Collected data

=-=-=

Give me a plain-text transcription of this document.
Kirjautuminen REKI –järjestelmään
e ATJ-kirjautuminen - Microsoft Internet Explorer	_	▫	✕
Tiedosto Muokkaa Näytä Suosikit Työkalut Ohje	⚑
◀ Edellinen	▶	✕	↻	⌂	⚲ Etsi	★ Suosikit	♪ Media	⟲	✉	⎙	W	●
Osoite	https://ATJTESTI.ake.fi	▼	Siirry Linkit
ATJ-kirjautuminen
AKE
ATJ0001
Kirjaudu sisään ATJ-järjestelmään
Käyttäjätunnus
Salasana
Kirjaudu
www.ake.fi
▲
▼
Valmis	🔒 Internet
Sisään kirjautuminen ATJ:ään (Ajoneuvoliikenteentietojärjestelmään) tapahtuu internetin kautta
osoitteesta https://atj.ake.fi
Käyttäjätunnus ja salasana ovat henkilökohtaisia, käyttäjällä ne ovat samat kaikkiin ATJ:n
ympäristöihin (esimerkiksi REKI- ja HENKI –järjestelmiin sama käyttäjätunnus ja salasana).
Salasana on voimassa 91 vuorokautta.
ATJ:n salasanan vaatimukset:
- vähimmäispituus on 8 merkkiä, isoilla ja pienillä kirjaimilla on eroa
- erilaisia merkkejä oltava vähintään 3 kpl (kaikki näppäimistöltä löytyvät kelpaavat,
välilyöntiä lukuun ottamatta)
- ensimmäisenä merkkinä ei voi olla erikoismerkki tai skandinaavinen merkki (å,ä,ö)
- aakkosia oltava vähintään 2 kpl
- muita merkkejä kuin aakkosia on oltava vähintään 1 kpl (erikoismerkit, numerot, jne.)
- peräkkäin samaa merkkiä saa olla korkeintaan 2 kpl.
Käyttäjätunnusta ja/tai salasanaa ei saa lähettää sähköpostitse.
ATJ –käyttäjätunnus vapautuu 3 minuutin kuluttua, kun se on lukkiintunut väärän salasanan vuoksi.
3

=-=-=

_YOUR TASK_
Quote every record above exactly.

_FULL ANSWER_
Give me a plain-text transcription of this document.
Kirjautuminen REKI –järjestelmään
e ATJ-kirjautuminen - Microsoft Internet Explorer	_	▫	✕
Tiedosto Muokkaa Näytä Suosikit Työkalut Ohje	⚑
◀ Edellinen	▶	✕	↻	⌂	⚲ Etsi	★ Suosikit	♪ Media	⟲	✉	⎙	W	●
Osoite	https://ATJTESTI.ake.fi	▼	Siirry Linkit
ATJ-kirjautuminen
AKE
ATJ0001
Kirjaudu sisään ATJ-järjestelmään
Käyttäjätunnus
Salasana
Kirjaudu
www.ake.fi
▲
▼
Valmis	🔒 Internet
Sisään kirjautuminen ATJ:ään (Ajoneuvoliikenteentietojärjestelmään) tapahtuu internetin kautta
osoitteesta https://atj.ake.fi
Käyttäjätunnus ja salasana ovat henkilökohtaisia, käyttäjällä ne ovat samat kaikkiin ATJ:n
ympäristöihin (esimerkiksi REKI- ja HENKI –järjestelmiin sama käyttäjätunnus ja salasana).
Salasana on voimassa 91 vuorokautta.
ATJ:n salasanan vaatimukset:
- vähimmäispituus on 8 merkkiä, isoilla ja pienillä kirjaimilla on eroa
- erilaisia merkkejä oltava vähintään 3 kpl (kaikki näppäimistöltä löytyvät kelpaavat,
välilyöntiä lukuun ottamatta)
- ensimmäisenä merkkinä ei voi olla erikoismerkki tai skandinaavinen merkki (å,ä,ö)
- aakkosia oltava vähintään 2 kpl
- muita merkkejä kuin aakkosia on oltava vähintään 1 kpl (erikoismerkit, numerot, jne.)
- peräkkäin samaa merkkiä saa olla korkeintaan 2 kpl.
Käyttäjätunnusta ja/tai salasanaa ei saa lähettää sähköpostitse.
ATJ –käyttäjätunnus vapautuu 3 minuutin kuluttua, kun se on lukkiintunut väärän salasanan vuoksi.
3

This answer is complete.